Exercise >> Repeat each record exactly. Any picture gets left out.
— START OF Records shown —
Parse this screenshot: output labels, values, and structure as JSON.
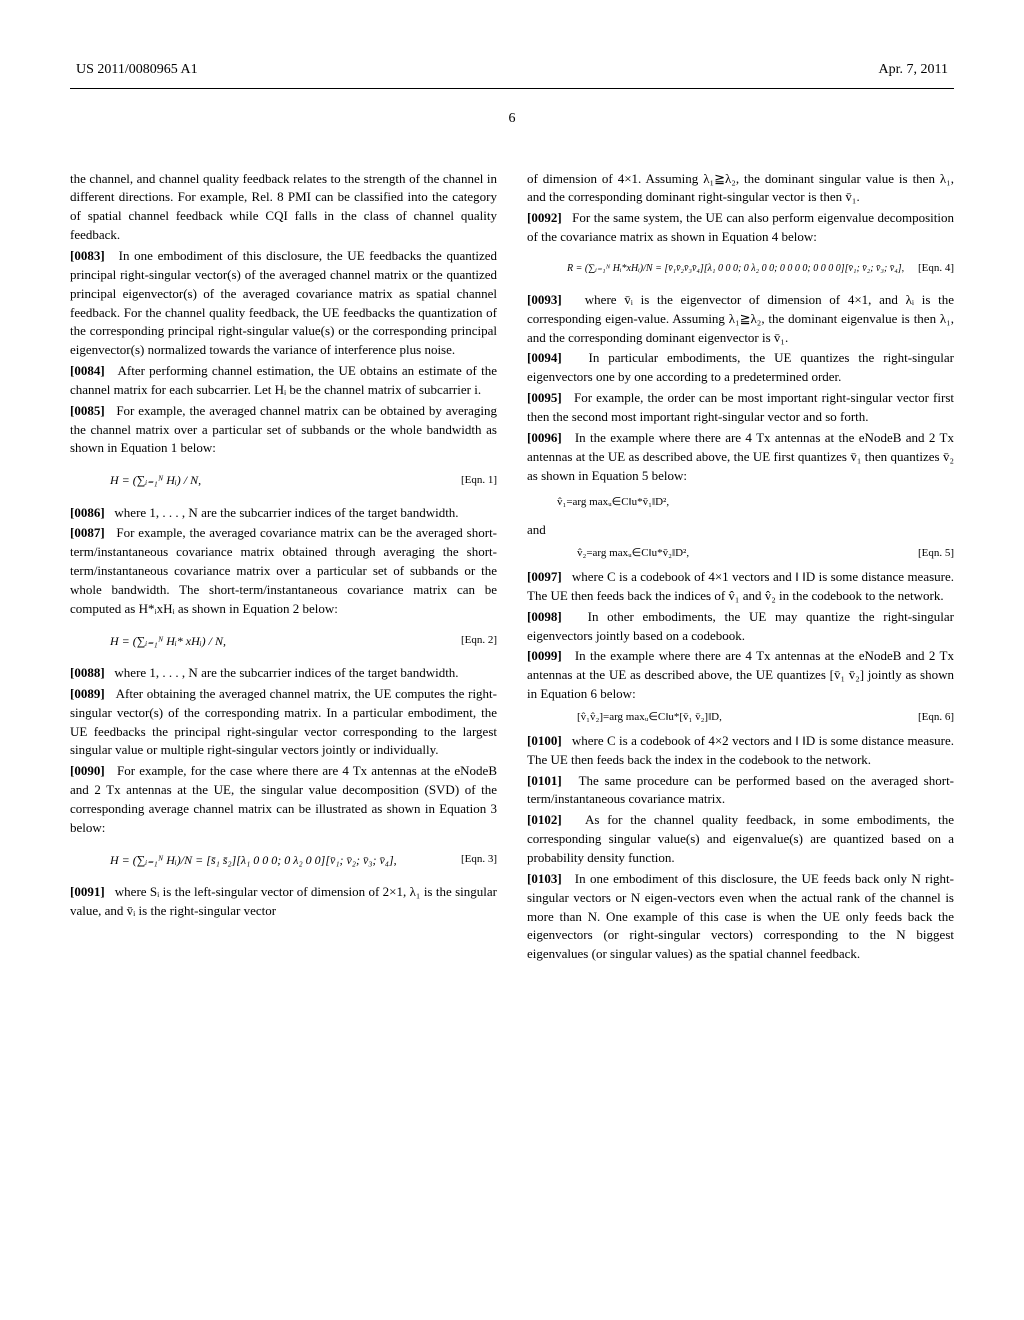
{
  "header": {
    "left": "US 2011/0080965 A1",
    "right": "Apr. 7, 2011"
  },
  "page_number": "6",
  "left_column": {
    "intro": "the channel, and channel quality feedback relates to the strength of the channel in different directions. For example, Rel. 8 PMI can be classified into the category of spatial channel feedback while CQI falls in the class of channel quality feedback.",
    "p0083_num": "[0083]",
    "p0083": "In one embodiment of this disclosure, the UE feedbacks the quantized principal right-singular vector(s) of the averaged channel matrix or the quantized principal eigenvector(s) of the averaged covariance matrix as spatial channel feedback. For the channel quality feedback, the UE feedbacks the quantization of the corresponding principal right-singular value(s) or the corresponding principal eigenvector(s) normalized towards the variance of interference plus noise.",
    "p0084_num": "[0084]",
    "p0084": "After performing channel estimation, the UE obtains an estimate of the channel matrix for each subcarrier. Let Hᵢ be the channel matrix of subcarrier i.",
    "p0085_num": "[0085]",
    "p0085": "For example, the averaged channel matrix can be obtained by averaging the channel matrix over a particular set of subbands or the whole bandwidth as shown in Equation 1 below:",
    "eqn1": "H = (∑ᵢ₌₁ᴺ Hᵢ) / N,",
    "eqn1_label": "[Eqn. 1]",
    "p0086_num": "[0086]",
    "p0086": "where 1, . . . , N are the subcarrier indices of the target bandwidth.",
    "p0087_num": "[0087]",
    "p0087": "For example, the averaged covariance matrix can be the averaged short-term/instantaneous covariance matrix obtained through averaging the short-term/instantaneous covariance matrix over a particular set of subbands or the whole bandwidth. The short-term/instantaneous covariance matrix can be computed as H*ᵢxHᵢ as shown in Equation 2 below:",
    "eqn2": "H = (∑ᵢ₌₁ᴺ Hᵢ* xHᵢ) / N,",
    "eqn2_label": "[Eqn. 2]",
    "p0088_num": "[0088]",
    "p0088": "where 1, . . . , N are the subcarrier indices of the target bandwidth.",
    "p0089_num": "[0089]",
    "p0089": "After obtaining the averaged channel matrix, the UE computes the right-singular vector(s) of the corresponding matrix. In a particular embodiment, the UE feedbacks the principal right-singular vector corresponding to the largest singular value or multiple right-singular vectors jointly or individually.",
    "p0090_num": "[0090]",
    "p0090": "For example, for the case where there are 4 Tx antennas at the eNodeB and 2 Tx antennas at the UE, the singular value decomposition (SVD) of the corresponding average channel matrix can be illustrated as shown in Equation 3 below:",
    "eqn3": "H = (∑ᵢ₌₁ᴺ Hᵢ)/N = [s̄₁ s̄₂][λ₁ 0 0 0; 0 λ₂ 0 0][v̄₁; v̄₂; v̄₃; v̄₄],",
    "eqn3_label": "[Eqn. 3]",
    "p0091_num": "[0091]",
    "p0091": "where Sᵢ is the left-singular vector of dimension of 2×1, λ₁ is the singular value, and v̄ᵢ is the right-singular vector"
  },
  "right_column": {
    "intro": "of dimension of 4×1. Assuming λ₁≧λ₂, the dominant singular value is then λ₁, and the corresponding dominant right-singular vector is then v̄₁.",
    "p0092_num": "[0092]",
    "p0092": "For the same system, the UE can also perform eigenvalue decomposition of the covariance matrix as shown in Equation 4 below:",
    "eqn4": "R = (∑ᵢ₌₁ᴺ Hᵢ*xHᵢ)/N = [v̄₁v̄₂v̄₃v̄₄][λ₁ 0 0 0; 0 λ₂ 0 0; 0 0 0 0; 0 0 0 0][v̄₁; v̄₂; v̄₃; v̄₄],",
    "eqn4_label": "[Eqn. 4]",
    "p0093_num": "[0093]",
    "p0093": "where v̄ᵢ is the eigenvector of dimension of 4×1, and λᵢ is the corresponding eigen-value. Assuming λ₁≧λ₂, the dominant eigenvalue is then λ₁, and the corresponding dominant eigenvector is v̄₁.",
    "p0094_num": "[0094]",
    "p0094": "In particular embodiments, the UE quantizes the right-singular eigenvectors one by one according to a predetermined order.",
    "p0095_num": "[0095]",
    "p0095": "For example, the order can be most important right-singular vector first then the second most important right-singular vector and so forth.",
    "p0096_num": "[0096]",
    "p0096": "In the example where there are 4 Tx antennas at the eNodeB and 2 Tx antennas at the UE as described above, the UE first quantizes v̄₁ then quantizes v̄₂ as shown in Equation 5 below:",
    "eqn5a": "v̂₁=arg maxᵤ∈C‖u*v̄₁‖D²,",
    "eqn5_and": "and",
    "eqn5b": "v̂₂=arg maxᵤ∈C‖u*v̄₂‖D²,",
    "eqn5_label": "[Eqn. 5]",
    "p0097_num": "[0097]",
    "p0097": "where C is a codebook of 4×1 vectors and ‖ ‖D is some distance measure. The UE then feeds back the indices of v̂₁ and v̂₂ in the codebook to the network.",
    "p0098_num": "[0098]",
    "p0098": "In other embodiments, the UE may quantize the right-singular eigenvectors jointly based on a codebook.",
    "p0099_num": "[0099]",
    "p0099": "In the example where there are 4 Tx antennas at the eNodeB and 2 Tx antennas at the UE as described above, the UE quantizes [v̄₁ v̄₂] jointly as shown in Equation 6 below:",
    "eqn6": "[v̂₁v̂₂]=arg maxᵤ∈C‖u*[v̄₁ v̄₂]‖D,",
    "eqn6_label": "[Eqn. 6]",
    "p0100_num": "[0100]",
    "p0100": "where C is a codebook of 4×2 vectors and ‖ ‖D is some distance measure. The UE then feeds back the index in the codebook to the network.",
    "p0101_num": "[0101]",
    "p0101": "The same procedure can be performed based on the averaged short-term/instantaneous covariance matrix.",
    "p0102_num": "[0102]",
    "p0102": "As for the channel quality feedback, in some embodiments, the corresponding singular value(s) and eigenvalue(s) are quantized based on a probability density function.",
    "p0103_num": "[0103]",
    "p0103": "In one embodiment of this disclosure, the UE feeds back only N right-singular vectors or N eigen-vectors even when the actual rank of the channel is more than N. One example of this case is when the UE only feeds back the eigenvectors (or right-singular vectors) corresponding to the N biggest eigenvalues (or singular values) as the spatial channel feedback."
  }
}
— END OF Records shown —
Completed exercise >>
Parse this screenshot: output labels, values, and structure as JSON.
{
  "header": {
    "left": "US 2011/0080965 A1",
    "right": "Apr. 7, 2011"
  },
  "page_number": "6",
  "left_column": {
    "intro": "the channel, and channel quality feedback relates to the strength of the channel in different directions. For example, Rel. 8 PMI can be classified into the category of spatial channel feedback while CQI falls in the class of channel quality feedback.",
    "p0083_num": "[0083]",
    "p0083": "In one embodiment of this disclosure, the UE feedbacks the quantized principal right-singular vector(s) of the averaged channel matrix or the quantized principal eigenvector(s) of the averaged covariance matrix as spatial channel feedback. For the channel quality feedback, the UE feedbacks the quantization of the corresponding principal right-singular value(s) or the corresponding principal eigenvector(s) normalized towards the variance of interference plus noise.",
    "p0084_num": "[0084]",
    "p0084": "After performing channel estimation, the UE obtains an estimate of the channel matrix for each subcarrier. Let Hᵢ be the channel matrix of subcarrier i.",
    "p0085_num": "[0085]",
    "p0085": "For example, the averaged channel matrix can be obtained by averaging the channel matrix over a particular set of subbands or the whole bandwidth as shown in Equation 1 below:",
    "eqn1": "H = (∑ᵢ₌₁ᴺ Hᵢ) / N,",
    "eqn1_label": "[Eqn. 1]",
    "p0086_num": "[0086]",
    "p0086": "where 1, . . . , N are the subcarrier indices of the target bandwidth.",
    "p0087_num": "[0087]",
    "p0087": "For example, the averaged covariance matrix can be the averaged short-term/instantaneous covariance matrix obtained through averaging the short-term/instantaneous covariance matrix over a particular set of subbands or the whole bandwidth. The short-term/instantaneous covariance matrix can be computed as H*ᵢxHᵢ as shown in Equation 2 below:",
    "eqn2": "H = (∑ᵢ₌₁ᴺ Hᵢ* xHᵢ) / N,",
    "eqn2_label": "[Eqn. 2]",
    "p0088_num": "[0088]",
    "p0088": "where 1, . . . , N are the subcarrier indices of the target bandwidth.",
    "p0089_num": "[0089]",
    "p0089": "After obtaining the averaged channel matrix, the UE computes the right-singular vector(s) of the corresponding matrix. In a particular embodiment, the UE feedbacks the principal right-singular vector corresponding to the largest singular value or multiple right-singular vectors jointly or individually.",
    "p0090_num": "[0090]",
    "p0090": "For example, for the case where there are 4 Tx antennas at the eNodeB and 2 Tx antennas at the UE, the singular value decomposition (SVD) of the corresponding average channel matrix can be illustrated as shown in Equation 3 below:",
    "eqn3": "H = (∑ᵢ₌₁ᴺ Hᵢ)/N = [s̄₁ s̄₂][λ₁ 0 0 0; 0 λ₂ 0 0][v̄₁; v̄₂; v̄₃; v̄₄],",
    "eqn3_label": "[Eqn. 3]",
    "p0091_num": "[0091]",
    "p0091": "where Sᵢ is the left-singular vector of dimension of 2×1, λ₁ is the singular value, and v̄ᵢ is the right-singular vector"
  },
  "right_column": {
    "intro": "of dimension of 4×1. Assuming λ₁≧λ₂, the dominant singular value is then λ₁, and the corresponding dominant right-singular vector is then v̄₁.",
    "p0092_num": "[0092]",
    "p0092": "For the same system, the UE can also perform eigenvalue decomposition of the covariance matrix as shown in Equation 4 below:",
    "eqn4": "R = (∑ᵢ₌₁ᴺ Hᵢ*xHᵢ)/N = [v̄₁v̄₂v̄₃v̄₄][λ₁ 0 0 0; 0 λ₂ 0 0; 0 0 0 0; 0 0 0 0][v̄₁; v̄₂; v̄₃; v̄₄],",
    "eqn4_label": "[Eqn. 4]",
    "p0093_num": "[0093]",
    "p0093": "where v̄ᵢ is the eigenvector of dimension of 4×1, and λᵢ is the corresponding eigen-value. Assuming λ₁≧λ₂, the dominant eigenvalue is then λ₁, and the corresponding dominant eigenvector is v̄₁.",
    "p0094_num": "[0094]",
    "p0094": "In particular embodiments, the UE quantizes the right-singular eigenvectors one by one according to a predetermined order.",
    "p0095_num": "[0095]",
    "p0095": "For example, the order can be most important right-singular vector first then the second most important right-singular vector and so forth.",
    "p0096_num": "[0096]",
    "p0096": "In the example where there are 4 Tx antennas at the eNodeB and 2 Tx antennas at the UE as described above, the UE first quantizes v̄₁ then quantizes v̄₂ as shown in Equation 5 below:",
    "eqn5a": "v̂₁=arg maxᵤ∈C‖u*v̄₁‖D²,",
    "eqn5_and": "and",
    "eqn5b": "v̂₂=arg maxᵤ∈C‖u*v̄₂‖D²,",
    "eqn5_label": "[Eqn. 5]",
    "p0097_num": "[0097]",
    "p0097": "where C is a codebook of 4×1 vectors and ‖ ‖D is some distance measure. The UE then feeds back the indices of v̂₁ and v̂₂ in the codebook to the network.",
    "p0098_num": "[0098]",
    "p0098": "In other embodiments, the UE may quantize the right-singular eigenvectors jointly based on a codebook.",
    "p0099_num": "[0099]",
    "p0099": "In the example where there are 4 Tx antennas at the eNodeB and 2 Tx antennas at the UE as described above, the UE quantizes [v̄₁ v̄₂] jointly as shown in Equation 6 below:",
    "eqn6": "[v̂₁v̂₂]=arg maxᵤ∈C‖u*[v̄₁ v̄₂]‖D,",
    "eqn6_label": "[Eqn. 6]",
    "p0100_num": "[0100]",
    "p0100": "where C is a codebook of 4×2 vectors and ‖ ‖D is some distance measure. The UE then feeds back the index in the codebook to the network.",
    "p0101_num": "[0101]",
    "p0101": "The same procedure can be performed based on the averaged short-term/instantaneous covariance matrix.",
    "p0102_num": "[0102]",
    "p0102": "As for the channel quality feedback, in some embodiments, the corresponding singular value(s) and eigenvalue(s) are quantized based on a probability density function.",
    "p0103_num": "[0103]",
    "p0103": "In one embodiment of this disclosure, the UE feeds back only N right-singular vectors or N eigen-vectors even when the actual rank of the channel is more than N. One example of this case is when the UE only feeds back the eigenvectors (or right-singular vectors) corresponding to the N biggest eigenvalues (or singular values) as the spatial channel feedback."
  }
}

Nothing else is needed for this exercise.